-- BEGIN Record extracts --

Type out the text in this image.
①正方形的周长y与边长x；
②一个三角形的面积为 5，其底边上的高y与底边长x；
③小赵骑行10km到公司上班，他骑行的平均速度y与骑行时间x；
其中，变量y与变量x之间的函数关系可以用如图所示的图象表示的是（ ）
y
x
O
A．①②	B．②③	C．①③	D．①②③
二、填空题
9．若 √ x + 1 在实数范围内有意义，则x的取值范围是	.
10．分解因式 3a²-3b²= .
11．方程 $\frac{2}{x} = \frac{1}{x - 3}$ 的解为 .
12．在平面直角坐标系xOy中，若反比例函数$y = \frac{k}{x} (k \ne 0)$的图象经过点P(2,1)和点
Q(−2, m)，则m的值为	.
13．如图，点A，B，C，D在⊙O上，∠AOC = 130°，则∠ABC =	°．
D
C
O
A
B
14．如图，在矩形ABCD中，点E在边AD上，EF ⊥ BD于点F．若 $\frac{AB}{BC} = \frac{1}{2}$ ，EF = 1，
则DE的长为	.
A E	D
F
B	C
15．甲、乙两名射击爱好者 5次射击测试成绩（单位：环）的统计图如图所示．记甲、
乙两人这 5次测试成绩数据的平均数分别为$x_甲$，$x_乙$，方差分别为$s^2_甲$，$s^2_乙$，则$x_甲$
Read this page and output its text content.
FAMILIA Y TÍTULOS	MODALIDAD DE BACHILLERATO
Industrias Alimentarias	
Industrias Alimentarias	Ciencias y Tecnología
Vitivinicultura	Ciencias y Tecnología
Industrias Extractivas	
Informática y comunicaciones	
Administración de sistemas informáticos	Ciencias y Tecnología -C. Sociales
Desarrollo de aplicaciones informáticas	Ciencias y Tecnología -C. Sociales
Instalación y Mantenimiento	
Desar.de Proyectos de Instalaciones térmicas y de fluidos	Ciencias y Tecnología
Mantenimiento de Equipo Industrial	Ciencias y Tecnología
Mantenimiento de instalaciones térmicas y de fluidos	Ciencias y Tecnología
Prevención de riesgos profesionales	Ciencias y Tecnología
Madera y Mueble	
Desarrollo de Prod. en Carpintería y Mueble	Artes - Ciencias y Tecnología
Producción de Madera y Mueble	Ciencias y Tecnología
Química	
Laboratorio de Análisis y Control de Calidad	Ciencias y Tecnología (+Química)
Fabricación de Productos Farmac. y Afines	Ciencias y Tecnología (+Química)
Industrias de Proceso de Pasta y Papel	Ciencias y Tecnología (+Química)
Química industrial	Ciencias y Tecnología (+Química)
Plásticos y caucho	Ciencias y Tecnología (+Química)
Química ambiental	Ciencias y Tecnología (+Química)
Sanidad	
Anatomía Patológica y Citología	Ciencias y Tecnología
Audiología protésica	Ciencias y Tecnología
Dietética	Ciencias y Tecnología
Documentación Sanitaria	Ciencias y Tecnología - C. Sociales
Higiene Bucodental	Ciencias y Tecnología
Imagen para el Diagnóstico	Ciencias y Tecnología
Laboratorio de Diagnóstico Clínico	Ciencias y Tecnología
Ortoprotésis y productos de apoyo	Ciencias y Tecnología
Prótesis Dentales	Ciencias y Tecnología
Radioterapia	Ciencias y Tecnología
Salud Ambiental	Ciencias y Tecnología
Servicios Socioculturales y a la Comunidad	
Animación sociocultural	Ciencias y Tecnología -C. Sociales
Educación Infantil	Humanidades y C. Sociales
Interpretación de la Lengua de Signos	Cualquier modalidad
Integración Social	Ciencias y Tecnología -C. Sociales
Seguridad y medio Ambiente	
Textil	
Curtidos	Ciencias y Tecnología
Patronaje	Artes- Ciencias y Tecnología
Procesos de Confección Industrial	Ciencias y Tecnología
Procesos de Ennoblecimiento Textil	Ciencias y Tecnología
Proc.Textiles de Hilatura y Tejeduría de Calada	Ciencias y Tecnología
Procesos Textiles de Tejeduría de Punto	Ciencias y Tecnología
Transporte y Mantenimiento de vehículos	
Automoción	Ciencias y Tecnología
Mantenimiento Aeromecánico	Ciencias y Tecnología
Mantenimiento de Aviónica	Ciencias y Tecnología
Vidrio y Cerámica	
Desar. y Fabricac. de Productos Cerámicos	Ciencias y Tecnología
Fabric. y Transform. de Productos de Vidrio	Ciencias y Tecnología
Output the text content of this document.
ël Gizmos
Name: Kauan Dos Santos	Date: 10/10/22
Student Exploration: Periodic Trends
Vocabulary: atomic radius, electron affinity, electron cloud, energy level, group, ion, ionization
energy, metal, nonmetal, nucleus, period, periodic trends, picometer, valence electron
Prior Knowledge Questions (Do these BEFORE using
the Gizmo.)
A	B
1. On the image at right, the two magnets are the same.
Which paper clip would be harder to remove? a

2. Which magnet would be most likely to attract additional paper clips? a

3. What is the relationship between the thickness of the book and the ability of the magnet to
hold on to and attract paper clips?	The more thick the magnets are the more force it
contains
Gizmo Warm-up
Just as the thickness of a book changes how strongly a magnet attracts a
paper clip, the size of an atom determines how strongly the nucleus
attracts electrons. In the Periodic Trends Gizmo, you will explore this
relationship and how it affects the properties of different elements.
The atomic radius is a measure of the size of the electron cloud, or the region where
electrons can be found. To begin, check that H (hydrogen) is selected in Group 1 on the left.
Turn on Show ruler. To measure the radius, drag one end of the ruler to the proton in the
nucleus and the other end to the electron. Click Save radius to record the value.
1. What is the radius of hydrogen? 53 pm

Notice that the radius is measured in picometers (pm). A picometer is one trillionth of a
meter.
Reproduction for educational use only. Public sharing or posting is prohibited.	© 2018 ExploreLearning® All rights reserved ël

-- END Record extracts --

» Problem:
Return only the number of lines in the entries that contain the string "content".

» Written answer:
2